- _SOURCE_:
* Start *

Okay, two questions.

 

Can a C++ executable output the binary of a value?

 

Why are all C++ objects at least 8 bits? Even bool, a binary true/false variable, usually occupies 8 bits (1 byte).

Posted

Because CPU is storing/reading data to/from memory in bytes/words/long words/long long words.

 

To manipulate single bits, read byte, set/clear bit, and store byte.

 

f.e.

 

unsigned char data;

 

data |= 1<<x; // set bit x=0...7

or

data = ( data | 1<<x );

 

data &= ~( 1<<x ); // clear bit x=0...7

or

data = ( data & ~( 1<<x ) );

Posted

You can define and use bit fields, but the masking operations (&& and ||) must be used to access bits. Thus, it is faster to use a byte or larger storage cell and waste the extra bits, unless you have an array of bits, in which case the masking operations can be warranted.

Posted (edited)

Perhaps the question is better rephrased to : Why are objects always byte-sized (multiples of 8, where 8 bits = 1 byte)? Couldn't you make more efficient programs if a 3 bit type were available, for example?

* End *

- _SOURCE MATERIAL_:
* Start *

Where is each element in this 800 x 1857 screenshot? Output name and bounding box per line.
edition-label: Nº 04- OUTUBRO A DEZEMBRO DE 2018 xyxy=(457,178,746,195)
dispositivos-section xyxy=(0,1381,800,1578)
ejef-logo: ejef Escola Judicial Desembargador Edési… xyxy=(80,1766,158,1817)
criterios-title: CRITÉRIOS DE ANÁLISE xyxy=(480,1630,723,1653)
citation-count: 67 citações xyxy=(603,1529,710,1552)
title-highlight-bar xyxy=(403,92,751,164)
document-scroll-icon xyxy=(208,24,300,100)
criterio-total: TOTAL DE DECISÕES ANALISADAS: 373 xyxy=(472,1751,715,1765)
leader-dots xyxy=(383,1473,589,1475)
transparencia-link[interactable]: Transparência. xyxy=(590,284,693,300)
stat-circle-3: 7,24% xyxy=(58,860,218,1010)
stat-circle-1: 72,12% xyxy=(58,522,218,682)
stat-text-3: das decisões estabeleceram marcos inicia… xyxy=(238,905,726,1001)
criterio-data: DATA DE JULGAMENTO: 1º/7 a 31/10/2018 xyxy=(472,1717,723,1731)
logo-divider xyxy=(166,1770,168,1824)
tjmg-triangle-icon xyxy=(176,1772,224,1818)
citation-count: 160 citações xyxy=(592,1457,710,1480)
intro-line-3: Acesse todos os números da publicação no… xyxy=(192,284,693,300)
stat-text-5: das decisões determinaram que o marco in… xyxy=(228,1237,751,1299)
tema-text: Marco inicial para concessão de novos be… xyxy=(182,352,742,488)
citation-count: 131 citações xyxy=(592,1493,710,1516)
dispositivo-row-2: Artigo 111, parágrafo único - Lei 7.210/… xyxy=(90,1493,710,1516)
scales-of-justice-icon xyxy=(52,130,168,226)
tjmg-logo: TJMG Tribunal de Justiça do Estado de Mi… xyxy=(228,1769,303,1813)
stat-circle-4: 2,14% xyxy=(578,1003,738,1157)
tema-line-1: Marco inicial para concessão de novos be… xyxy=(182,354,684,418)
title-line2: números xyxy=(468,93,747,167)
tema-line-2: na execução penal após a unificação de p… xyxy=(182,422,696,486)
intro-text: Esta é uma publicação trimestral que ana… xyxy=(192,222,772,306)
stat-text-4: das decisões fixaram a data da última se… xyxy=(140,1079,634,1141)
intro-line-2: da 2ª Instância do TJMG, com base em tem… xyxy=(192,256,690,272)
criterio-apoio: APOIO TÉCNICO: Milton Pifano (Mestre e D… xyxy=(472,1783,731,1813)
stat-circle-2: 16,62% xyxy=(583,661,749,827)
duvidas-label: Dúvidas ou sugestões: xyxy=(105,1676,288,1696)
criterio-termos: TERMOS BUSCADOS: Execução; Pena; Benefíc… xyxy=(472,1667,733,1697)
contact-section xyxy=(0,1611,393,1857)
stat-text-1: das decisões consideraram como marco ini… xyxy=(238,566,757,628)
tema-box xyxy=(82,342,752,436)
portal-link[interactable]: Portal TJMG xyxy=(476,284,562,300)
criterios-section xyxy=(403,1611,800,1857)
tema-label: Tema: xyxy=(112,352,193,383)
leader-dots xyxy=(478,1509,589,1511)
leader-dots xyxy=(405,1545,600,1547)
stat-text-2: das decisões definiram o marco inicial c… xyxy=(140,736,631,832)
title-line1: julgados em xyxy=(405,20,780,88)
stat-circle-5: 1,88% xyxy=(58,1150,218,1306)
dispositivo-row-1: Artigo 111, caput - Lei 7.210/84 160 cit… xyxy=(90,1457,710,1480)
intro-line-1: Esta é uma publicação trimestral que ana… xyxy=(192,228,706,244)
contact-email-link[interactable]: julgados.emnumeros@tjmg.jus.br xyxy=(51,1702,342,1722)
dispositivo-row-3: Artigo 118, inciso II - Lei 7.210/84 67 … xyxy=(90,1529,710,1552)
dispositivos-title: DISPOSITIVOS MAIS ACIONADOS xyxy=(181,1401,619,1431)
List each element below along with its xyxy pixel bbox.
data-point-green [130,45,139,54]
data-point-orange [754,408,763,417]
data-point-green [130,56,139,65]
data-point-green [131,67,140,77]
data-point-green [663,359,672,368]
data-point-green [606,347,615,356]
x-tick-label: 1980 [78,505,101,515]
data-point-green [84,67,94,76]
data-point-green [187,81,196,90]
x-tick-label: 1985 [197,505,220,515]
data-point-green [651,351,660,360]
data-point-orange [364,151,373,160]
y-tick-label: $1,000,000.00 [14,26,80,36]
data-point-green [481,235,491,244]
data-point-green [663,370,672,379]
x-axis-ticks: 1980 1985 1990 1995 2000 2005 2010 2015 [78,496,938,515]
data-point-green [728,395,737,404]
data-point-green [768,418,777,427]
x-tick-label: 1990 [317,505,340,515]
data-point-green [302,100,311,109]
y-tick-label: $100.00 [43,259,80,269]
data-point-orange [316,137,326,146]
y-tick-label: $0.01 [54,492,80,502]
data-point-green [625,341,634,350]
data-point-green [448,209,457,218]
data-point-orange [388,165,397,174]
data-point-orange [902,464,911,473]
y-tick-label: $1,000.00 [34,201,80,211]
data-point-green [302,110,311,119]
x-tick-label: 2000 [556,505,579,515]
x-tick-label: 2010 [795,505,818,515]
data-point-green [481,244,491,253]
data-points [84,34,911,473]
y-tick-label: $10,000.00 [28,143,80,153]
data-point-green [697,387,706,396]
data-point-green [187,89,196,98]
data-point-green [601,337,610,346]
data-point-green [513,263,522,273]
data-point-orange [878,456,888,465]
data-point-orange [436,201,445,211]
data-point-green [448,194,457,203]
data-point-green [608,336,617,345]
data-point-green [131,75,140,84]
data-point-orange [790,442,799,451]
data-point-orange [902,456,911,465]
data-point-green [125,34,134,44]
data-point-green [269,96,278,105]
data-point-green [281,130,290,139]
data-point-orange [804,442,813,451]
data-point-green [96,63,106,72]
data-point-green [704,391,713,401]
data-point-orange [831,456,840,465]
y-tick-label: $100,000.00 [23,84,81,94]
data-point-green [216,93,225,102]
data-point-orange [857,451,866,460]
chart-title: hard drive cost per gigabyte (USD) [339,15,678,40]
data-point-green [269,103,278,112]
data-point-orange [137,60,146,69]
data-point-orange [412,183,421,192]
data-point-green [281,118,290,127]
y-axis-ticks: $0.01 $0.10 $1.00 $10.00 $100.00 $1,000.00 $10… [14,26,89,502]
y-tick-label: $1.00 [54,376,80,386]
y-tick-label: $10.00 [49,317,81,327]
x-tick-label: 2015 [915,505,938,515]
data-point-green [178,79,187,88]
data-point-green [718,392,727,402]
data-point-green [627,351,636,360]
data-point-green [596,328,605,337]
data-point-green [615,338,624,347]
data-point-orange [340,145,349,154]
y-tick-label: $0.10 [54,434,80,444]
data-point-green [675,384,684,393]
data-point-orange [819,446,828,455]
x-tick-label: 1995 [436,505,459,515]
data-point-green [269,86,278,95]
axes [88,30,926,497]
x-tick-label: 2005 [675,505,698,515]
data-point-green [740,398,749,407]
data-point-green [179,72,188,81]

* End *

- _PARTS OF THE EXERCISE_:
A - Copy the listing verbatim, starting at its first line and ending at the line containing "intro-line-3: Acesse todos".
B - Write the next part of the forum thread on why C++ objects take up at least a byte, picking up after its final post.

- _RESPONSES TO THE TASKS_:
A -
Where is each element in this 800 x 1857 screenshot? Output name and bounding box per line.
edition-label: Nº 04- OUTUBRO A DEZEMBRO DE 2018 xyxy=(457,178,746,195)
dispositivos-section xyxy=(0,1381,800,1578)
ejef-logo: ejef Escola Judicial Desembargador Edési… xyxy=(80,1766,158,1817)
criterios-title: CRITÉRIOS DE ANÁLISE xyxy=(480,1630,723,1653)
citation-count: 67 citações xyxy=(603,1529,710,1552)
title-highlight-bar xyxy=(403,92,751,164)
document-scroll-icon xyxy=(208,24,300,100)
criterio-total: TOTAL DE DECISÕES ANALISADAS: 373 xyxy=(472,1751,715,1765)
leader-dots xyxy=(383,1473,589,1475)
transparencia-link[interactable]: Transparência. xyxy=(590,284,693,300)
stat-circle-3: 7,24% xyxy=(58,860,218,1010)
stat-circle-1: 72,12% xyxy=(58,522,218,682)
stat-text-3: das decisões estabeleceram marcos inicia… xyxy=(238,905,726,1001)
criterio-data: DATA DE JULGAMENTO: 1º/7 a 31/10/2018 xyxy=(472,1717,723,1731)
logo-divider xyxy=(166,1770,168,1824)
tjmg-triangle-icon xyxy=(176,1772,224,1818)
citation-count: 160 citações xyxy=(592,1457,710,1480)
intro-line-3: Acesse todos os números da publicação no… xyxy=(192,284,693,300)

B -
Does the obejct (the binary sequence representing variable info, that is) also have to store the name of the variable in addition to its value? But couldn't restrictions be placed on name-sizes, forcing the programmer to rely on re-initialization rather than the creation of independent objects with unique names?

Where do objects with no further importance go to anyway? Would a preference for re-initialization (or re-assignment?) result in smaller object files?

Edited by MonDie
Posted

Couldn't you make more efficient programs if a 3 bit type were available, for example?

 

There are a few, specialised, architectures that support direct and efficient access to arbitrary bits. The thing is that this introduces a lot more hardware complexity (which means cost and power) which isn't of any great benefit in most cases. Now that memory is so cheap, using a byte, or even a word, to represent a boolean s no big deal. (Now, when I was young and you only had 2K of RAM ....)

Posted

I had a colleague who worked out that he only needed 1-bit resolution for his digital signal processing application and so was able to process 32 channels in parallel in each word, which meant his software was faster and ran on cheaper hardware than any of the competitors.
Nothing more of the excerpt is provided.